**Task to carry out:** All entries must be repeated exactly; do not include the pictures.

Stored items:
---------------

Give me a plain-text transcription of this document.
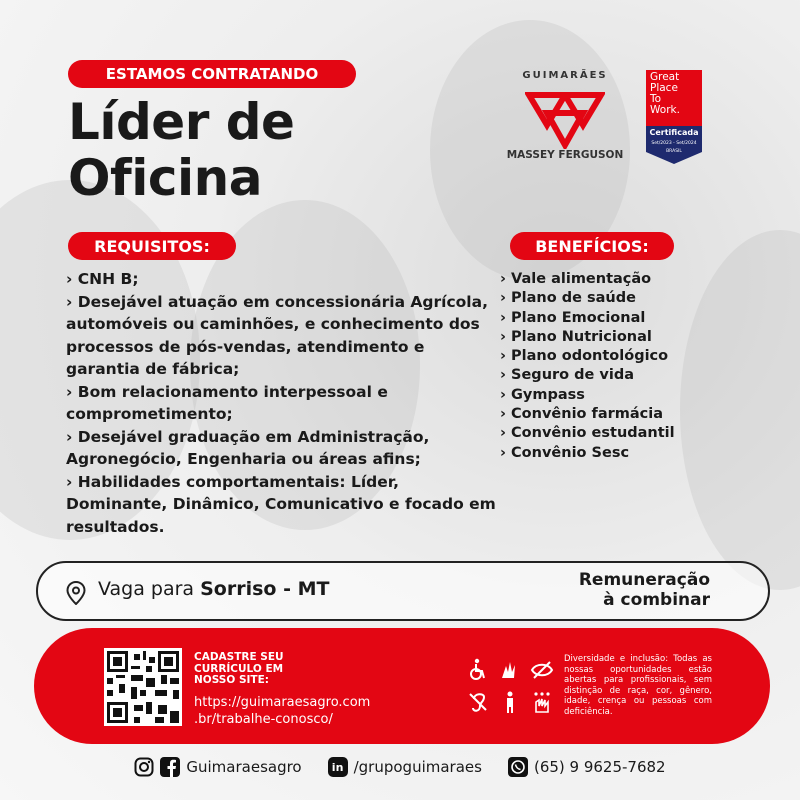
ESTAMOS CONTRATANDO
Líder de
Oficina
GUIMARÃES
MASSEY FERGUSON
Great
Place
To
Work.
Certificada
Set/2023 - Set/2024
BRASIL
REQUISITOS:
› CNH B;
› Desejável atuação em concessionária Agrícola, automóveis ou caminhões, e conhecimento dos processos de pós-vendas, atendimento e garantia de fábrica;
› Bom relacionamento interpessoal e comprometimento;
› Desejável graduação em Administração, Agronegócio, Engenharia ou áreas afins;
› Habilidades comportamentais: Líder, Dominante, Dinâmico, Comunicativo e focado em resultados.
BENEFÍCIOS:
› Vale alimentação
› Plano de saúde
› Plano Emocional
› Plano Nutricional
› Plano odontológico
› Seguro de vida
› Gympass
› Convênio farmácia
› Convênio estudantil
› Convênio Sesc
Vaga para Sorriso - MT	Remuneração
à combinar
CADASTRE SEU
CURRÍCULO EM
NOSSO SITE:
https://guimaraesagro.com
.br/trabalhe-conosco/
Diversidade e inclusão: Todas as nossas oportunidades estão abertas para profissionais, sem distinção de raça, cor, gênero, idade, crença ou pessoas com deficiência.
Guimaraesagro	in /grupoguimaraes	(65) 9 9625-7682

---------------

**Reply:**
Give me a plain-text transcription of this document.
ESTAMOS CONTRATANDO
Líder de
Oficina
GUIMARÃES
MASSEY FERGUSON
Great
Place
To
Work.
Certificada
Set/2023 - Set/2024
BRASIL
REQUISITOS:
› CNH B;
› Desejável atuação em concessionária Agrícola, automóveis ou caminhões, e conhecimento dos processos de pós-vendas, atendimento e garantia de fábrica;
› Bom relacionamento interpessoal e comprometimento;
› Desejável graduação em Administração, Agronegócio, Engenharia ou áreas afins;
› Habilidades comportamentais: Líder, Dominante, Dinâmico, Comunicativo e focado em resultados.
BENEFÍCIOS:
› Vale alimentação
› Plano de saúde
› Plano Emocional
› Plano Nutricional
› Plano odontológico
› Seguro de vida
› Gympass
› Convênio farmácia
› Convênio estudantil
› Convênio Sesc
Vaga para Sorriso - MT	Remuneração
à combinar
CADASTRE SEU
CURRÍCULO EM
NOSSO SITE:
https://guimaraesagro.com
.br/trabalhe-conosco/
Diversidade e inclusão: Todas as nossas oportunidades estão abertas para profissionais, sem distinção de raça, cor, gênero, idade, crença ou pessoas com deficiência.
Guimaraesagro	in /grupoguimaraes	(65) 9 9625-7682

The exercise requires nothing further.